### Instructions to follow:
Below are some records; give them all again exactly, but not the pictures.

### Entries shown:
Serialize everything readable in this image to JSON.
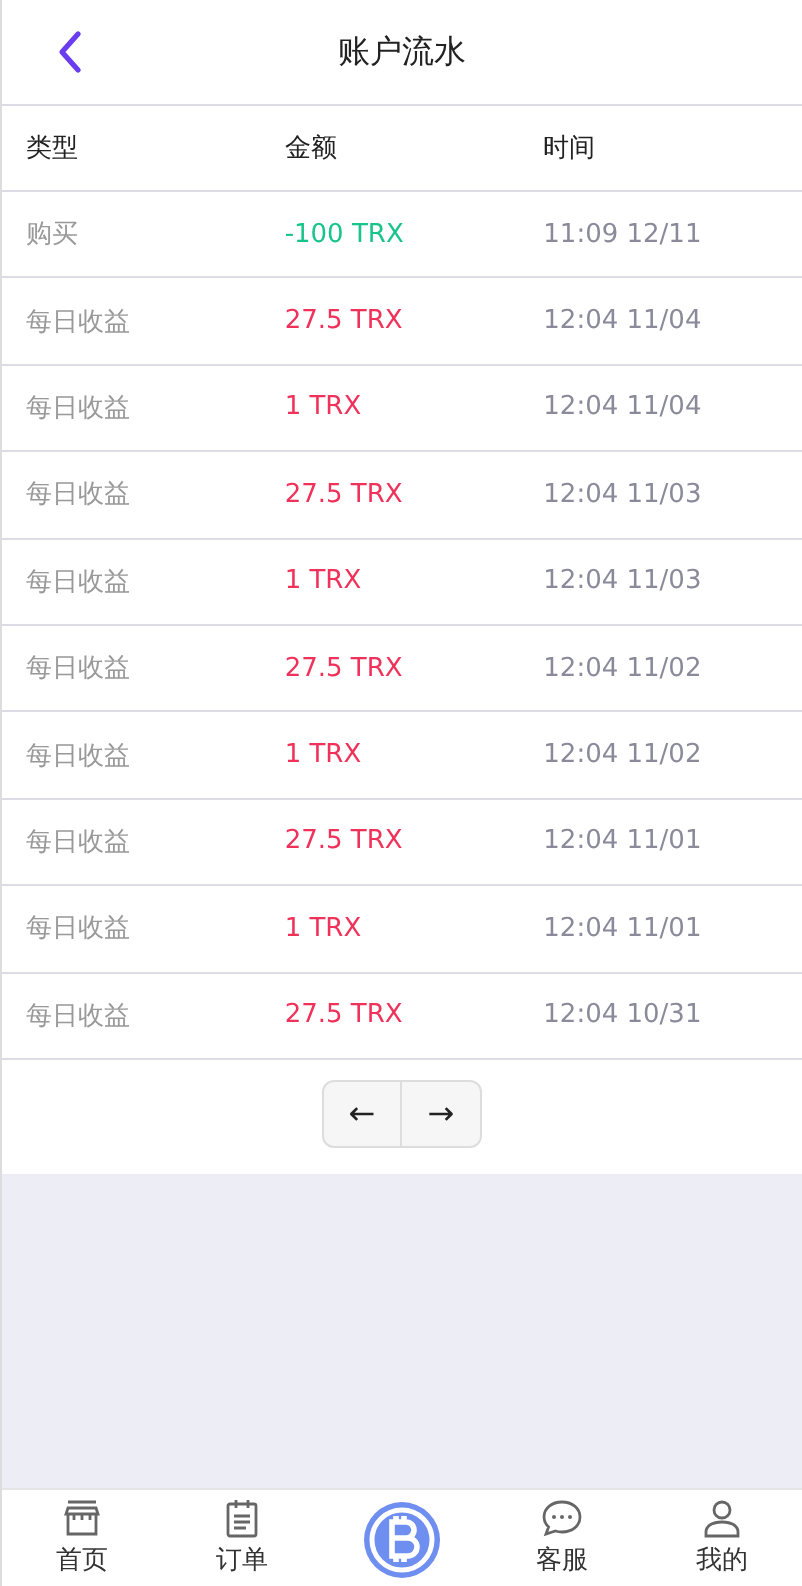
{
  "header": {
    "title": "账户流水"
  },
  "table": {
    "columns": [
      "类型",
      "金额",
      "时间"
    ],
    "rows": [
      {
        "kind": "purchase",
        "type": "购买",
        "amount": "-100 TRX",
        "time": "11:09 12/11"
      },
      {
        "kind": "income",
        "type": "每日收益",
        "amount": "27.5 TRX",
        "time": "12:04 11/04"
      },
      {
        "kind": "income",
        "type": "每日收益",
        "amount": "1 TRX",
        "time": "12:04 11/04"
      },
      {
        "kind": "income",
        "type": "每日收益",
        "amount": "27.5 TRX",
        "time": "12:04 11/03"
      },
      {
        "kind": "income",
        "type": "每日收益",
        "amount": "1 TRX",
        "time": "12:04 11/03"
      },
      {
        "kind": "income",
        "type": "每日收益",
        "amount": "27.5 TRX",
        "time": "12:04 11/02"
      },
      {
        "kind": "income",
        "type": "每日收益",
        "amount": "1 TRX",
        "time": "12:04 11/02"
      },
      {
        "kind": "income",
        "type": "每日收益",
        "amount": "27.5 TRX",
        "time": "12:04 11/01"
      },
      {
        "kind": "income",
        "type": "每日收益",
        "amount": "1 TRX",
        "time": "12:04 11/01"
      },
      {
        "kind": "income",
        "type": "每日收益",
        "amount": "27.5 TRX",
        "time": "12:04 10/31"
      }
    ]
  },
  "pagination": {
    "prev": "←",
    "next": "→"
  },
  "tab_bar": [
    {
      "kind": "home",
      "label": "首页"
    },
    {
      "kind": "orders",
      "label": "订单"
    },
    {
      "kind": "coin"
    },
    {
      "kind": "service",
      "label": "客服"
    },
    {
      "kind": "profile",
      "label": "我的"
    }
  ]
}
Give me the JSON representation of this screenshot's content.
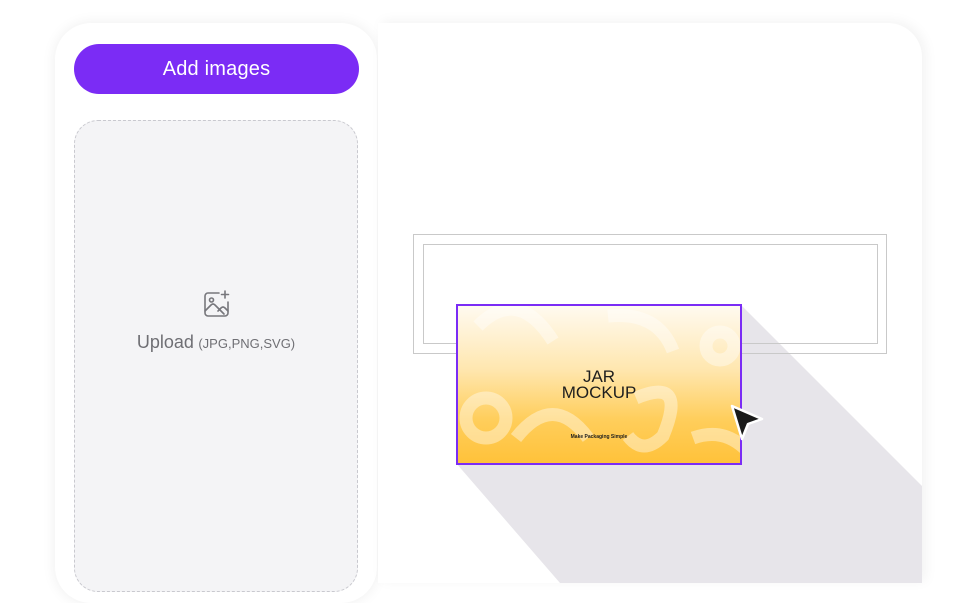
{
  "sidebar": {
    "add_button_label": "Add images",
    "upload": {
      "label": "Upload",
      "formats": "(JPG,PNG,SVG)",
      "icon": "image-add-icon"
    }
  },
  "canvas": {
    "dragged_image": {
      "title": "JAR\nMOCKUP",
      "subtitle": "Make Packaging Simple"
    },
    "cursor_icon": "pointer-arrow-icon"
  },
  "colors": {
    "accent": "#7b2cf5",
    "dropzone_bg": "#f4f4f6",
    "image_gradient_top": "#fffaf0",
    "image_gradient_bottom": "#ffc23a"
  }
}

### Task response:
Serialize everything readable in this image to JSON.
{
  "header": {
    "title": "账户流水"
  },
  "table": {
    "columns": [
      "类型",
      "金额",
      "时间"
    ],
    "rows": [
      {
        "kind": "purchase",
        "type": "购买",
        "amount": "-100 TRX",
        "time": "11:09 12/11"
      },
      {
        "kind": "income",
        "type": "每日收益",
        "amount": "27.5 TRX",
        "time": "12:04 11/04"
      },
      {
        "kind": "income",
        "type": "每日收益",
        "amount": "1 TRX",
        "time": "12:04 11/04"
      },
      {
        "kind": "income",
        "type": "每日收益",
        "amount": "27.5 TRX",
        "time": "12:04 11/03"
      },
      {
        "kind": "income",
        "type": "每日收益",
        "amount": "1 TRX",
        "time": "12:04 11/03"
      },
      {
        "kind": "income",
        "type": "每日收益",
        "amount": "27.5 TRX",
        "time": "12:04 11/02"
      },
      {
        "kind": "income",
        "type": "每日收益",
        "amount": "1 TRX",
        "time": "12:04 11/02"
      },
      {
        "kind": "income",
        "type": "每日收益",
        "amount": "27.5 TRX",
        "time": "12:04 11/01"
      },
      {
        "kind": "income",
        "type": "每日收益",
        "amount": "1 TRX",
        "time": "12:04 11/01"
      },
      {
        "kind": "income",
        "type": "每日收益",
        "amount": "27.5 TRX",
        "time": "12:04 10/31"
      }
    ]
  },
  "pagination": {
    "prev": "←",
    "next": "→"
  },
  "tab_bar": [
    {
      "kind": "home",
      "label": "首页"
    },
    {
      "kind": "orders",
      "label": "订单"
    },
    {
      "kind": "coin"
    },
    {
      "kind": "service",
      "label": "客服"
    },
    {
      "kind": "profile",
      "label": "我的"
    }
  ]
}
Give me the JSON representation of this screenshot's content.
{
  "sidebar": {
    "add_button_label": "Add images",
    "upload": {
      "label": "Upload",
      "formats": "(JPG,PNG,SVG)",
      "icon": "image-add-icon"
    }
  },
  "canvas": {
    "dragged_image": {
      "title": "JAR\nMOCKUP",
      "subtitle": "Make Packaging Simple"
    },
    "cursor_icon": "pointer-arrow-icon"
  },
  "colors": {
    "accent": "#7b2cf5",
    "dropzone_bg": "#f4f4f6",
    "image_gradient_top": "#fffaf0",
    "image_gradient_bottom": "#ffc23a"
  }
}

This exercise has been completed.